## Set task
All the entries need to be quoted exactly, apart from the pictures, which you should drop.

↓

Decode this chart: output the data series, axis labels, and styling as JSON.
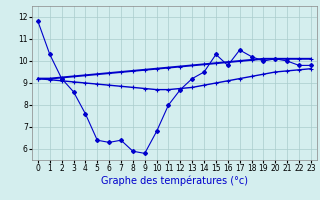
{
  "xlabel": "Graphe des températures (°c)",
  "background_color": "#d4eeee",
  "line_color": "#0000cc",
  "grid_color": "#aacccc",
  "x_hours": [
    0,
    1,
    2,
    3,
    4,
    5,
    6,
    7,
    8,
    9,
    10,
    11,
    12,
    13,
    14,
    15,
    16,
    17,
    18,
    19,
    20,
    21,
    22,
    23
  ],
  "series_volatile": [
    11.8,
    10.3,
    9.2,
    8.6,
    7.6,
    6.4,
    6.3,
    6.4,
    5.9,
    5.8,
    6.8,
    8.0,
    8.7,
    9.2,
    9.5,
    10.3,
    9.8,
    10.5,
    10.2,
    10.0,
    10.1,
    10.0,
    9.8,
    9.8
  ],
  "series_upper": [
    9.2,
    9.2,
    9.25,
    9.3,
    9.35,
    9.4,
    9.45,
    9.5,
    9.55,
    9.6,
    9.65,
    9.7,
    9.75,
    9.8,
    9.85,
    9.9,
    9.95,
    10.0,
    10.05,
    10.1,
    10.1,
    10.1,
    10.1,
    10.1
  ],
  "series_lower": [
    9.2,
    9.15,
    9.1,
    9.05,
    9.0,
    8.95,
    8.9,
    8.85,
    8.8,
    8.75,
    8.7,
    8.7,
    8.75,
    8.8,
    8.9,
    9.0,
    9.1,
    9.2,
    9.3,
    9.4,
    9.5,
    9.55,
    9.6,
    9.65
  ],
  "ylim": [
    5.5,
    12.5
  ],
  "yticks": [
    6,
    7,
    8,
    9,
    10,
    11,
    12
  ],
  "xticks": [
    0,
    1,
    2,
    3,
    4,
    5,
    6,
    7,
    8,
    9,
    10,
    11,
    12,
    13,
    14,
    15,
    16,
    17,
    18,
    19,
    20,
    21,
    22,
    23
  ],
  "tick_fontsize": 5.5,
  "label_fontsize": 7
}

↑

## Right answer
Decode this chart: output the data series, axis labels, and styling as JSON.
{
  "xlabel": "Graphe des températures (°c)",
  "background_color": "#d4eeee",
  "line_color": "#0000cc",
  "grid_color": "#aacccc",
  "x_hours": [
    0,
    1,
    2,
    3,
    4,
    5,
    6,
    7,
    8,
    9,
    10,
    11,
    12,
    13,
    14,
    15,
    16,
    17,
    18,
    19,
    20,
    21,
    22,
    23
  ],
  "series_volatile": [
    11.8,
    10.3,
    9.2,
    8.6,
    7.6,
    6.4,
    6.3,
    6.4,
    5.9,
    5.8,
    6.8,
    8.0,
    8.7,
    9.2,
    9.5,
    10.3,
    9.8,
    10.5,
    10.2,
    10.0,
    10.1,
    10.0,
    9.8,
    9.8
  ],
  "series_upper": [
    9.2,
    9.2,
    9.25,
    9.3,
    9.35,
    9.4,
    9.45,
    9.5,
    9.55,
    9.6,
    9.65,
    9.7,
    9.75,
    9.8,
    9.85,
    9.9,
    9.95,
    10.0,
    10.05,
    10.1,
    10.1,
    10.1,
    10.1,
    10.1
  ],
  "series_lower": [
    9.2,
    9.15,
    9.1,
    9.05,
    9.0,
    8.95,
    8.9,
    8.85,
    8.8,
    8.75,
    8.7,
    8.7,
    8.75,
    8.8,
    8.9,
    9.0,
    9.1,
    9.2,
    9.3,
    9.4,
    9.5,
    9.55,
    9.6,
    9.65
  ],
  "ylim": [
    5.5,
    12.5
  ],
  "yticks": [
    6,
    7,
    8,
    9,
    10,
    11,
    12
  ],
  "xticks": [
    0,
    1,
    2,
    3,
    4,
    5,
    6,
    7,
    8,
    9,
    10,
    11,
    12,
    13,
    14,
    15,
    16,
    17,
    18,
    19,
    20,
    21,
    22,
    23
  ],
  "tick_fontsize": 5.5,
  "label_fontsize": 7
}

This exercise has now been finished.